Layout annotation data

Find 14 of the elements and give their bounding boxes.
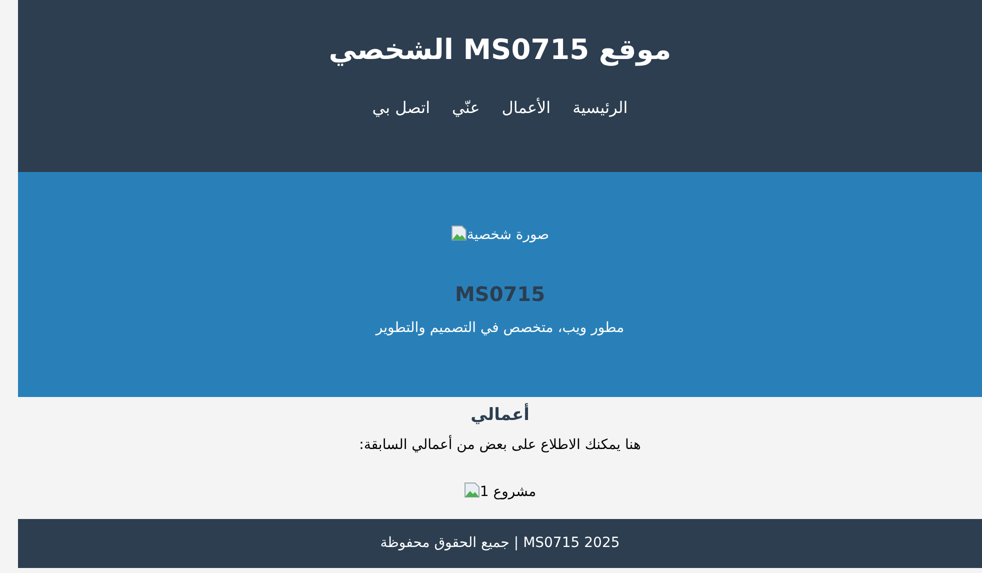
broken-image-icon (450, 225, 467, 241)
nav-link[interactable]: اتصل بي (372, 96, 430, 120)
nav-link[interactable]: الرئيسية (572, 96, 628, 120)
broken-image-icon (464, 482, 480, 498)
copyright-text: 2025 MS0715 | جميع الحقوق محفوظة (380, 534, 620, 553)
image-alt-text: صورة شخصية (466, 226, 550, 245)
site-title: موقع MS0715 الشخصي (328, 32, 672, 68)
profile-tagline: مطور ويب، متخصص في التصميم والتطوير (376, 319, 624, 338)
profile-name: MS0715 (455, 281, 545, 308)
section-intro: هنا يمكنك الاطلاع على بعض من أعمالي السابقة: (359, 435, 641, 455)
section-heading: أعمالي (470, 403, 530, 427)
nav-link[interactable]: الأعمال (502, 96, 551, 120)
image-alt-text: مشروع 1 (480, 483, 536, 502)
nav-link[interactable]: عنّي (452, 96, 480, 120)
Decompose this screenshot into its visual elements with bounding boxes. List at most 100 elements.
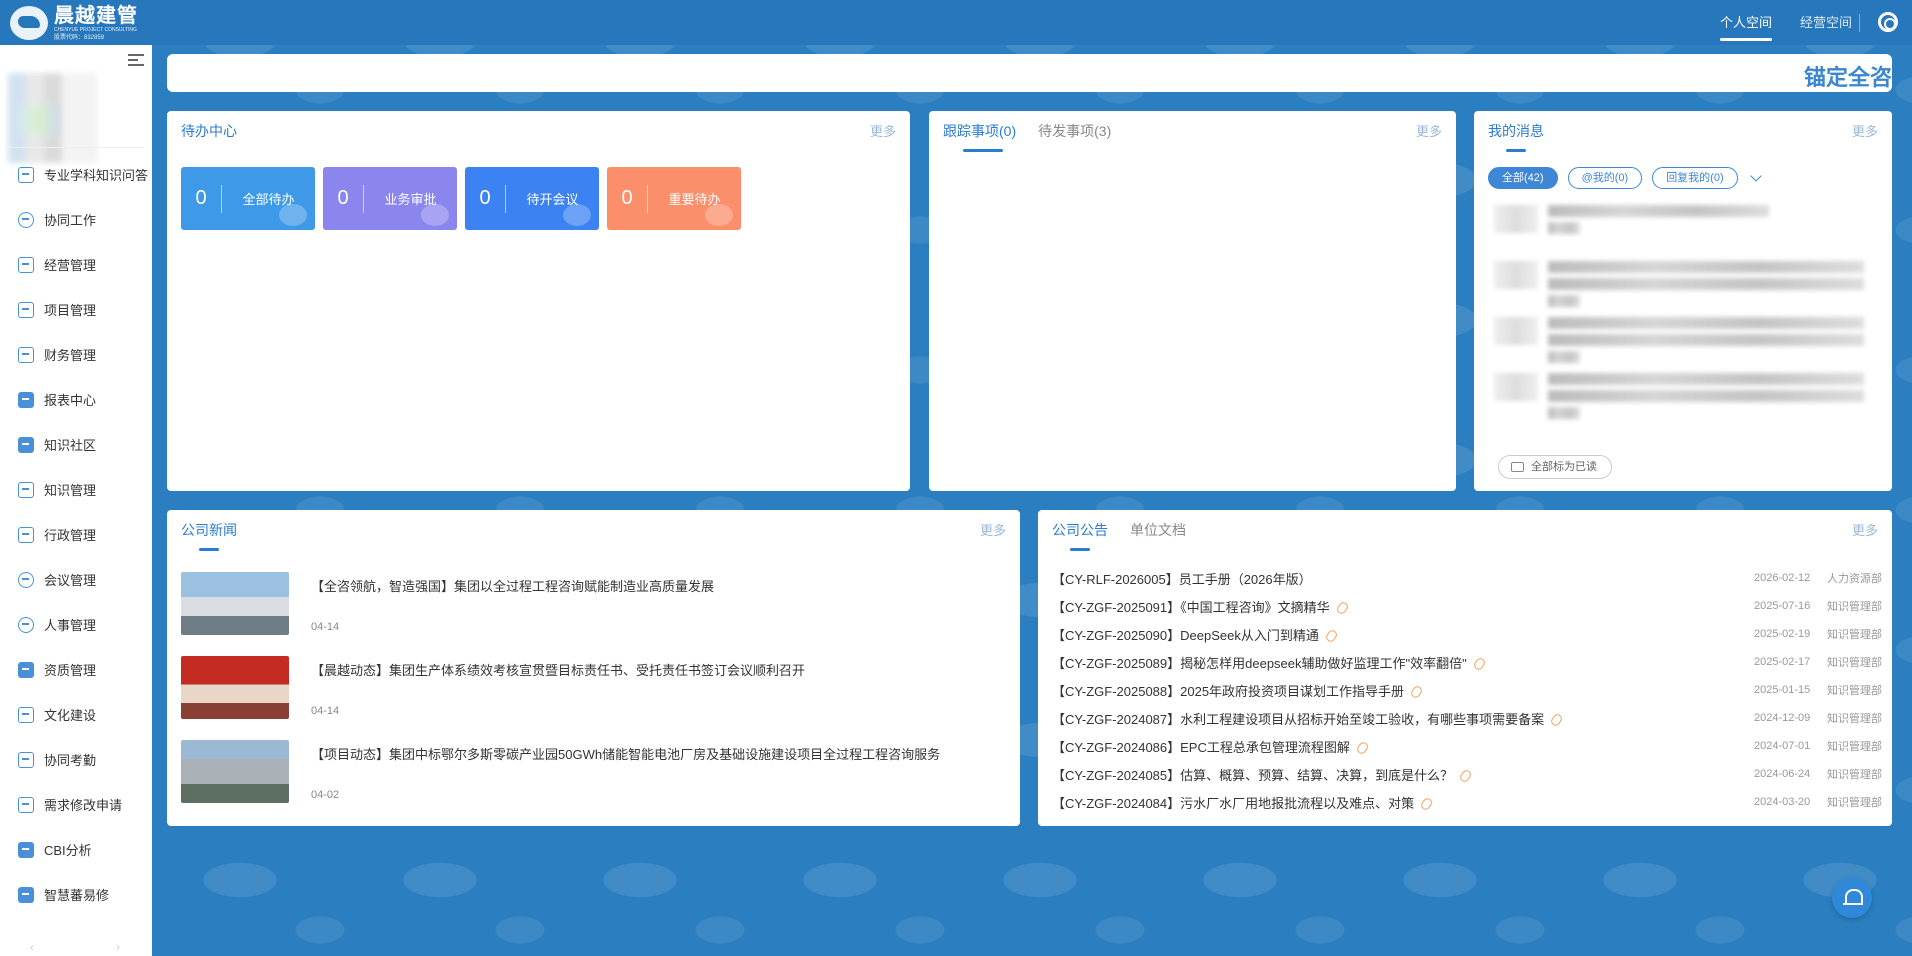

Given task: Reproduce each line of the material above word for word, omitting the pictures.

Written solution:
Find 14 of the elements and give their bounding boxes.
broken-image-icon (450, 225, 467, 241)
nav-link[interactable]: اتصل بي (372, 96, 430, 120)
nav-link[interactable]: الرئيسية (572, 96, 628, 120)
broken-image-icon (464, 482, 480, 498)
copyright-text: 2025 MS0715 | جميع الحقوق محفوظة (380, 534, 620, 553)
image-alt-text: صورة شخصية (466, 226, 550, 245)
site-title: موقع MS0715 الشخصي (328, 32, 672, 68)
profile-tagline: مطور ويب، متخصص في التصميم والتطوير (376, 319, 624, 338)
profile-name: MS0715 (455, 281, 545, 308)
section-intro: هنا يمكنك الاطلاع على بعض من أعمالي السابقة: (359, 435, 641, 455)
section-heading: أعمالي (470, 403, 530, 427)
nav-link[interactable]: الأعمال (502, 96, 551, 120)
image-alt-text: مشروع 1 (480, 483, 536, 502)
nav-link[interactable]: عنّي (452, 96, 480, 120)
Decompose this screenshot into its visual elements with bounding boxes. List at most 100 elements.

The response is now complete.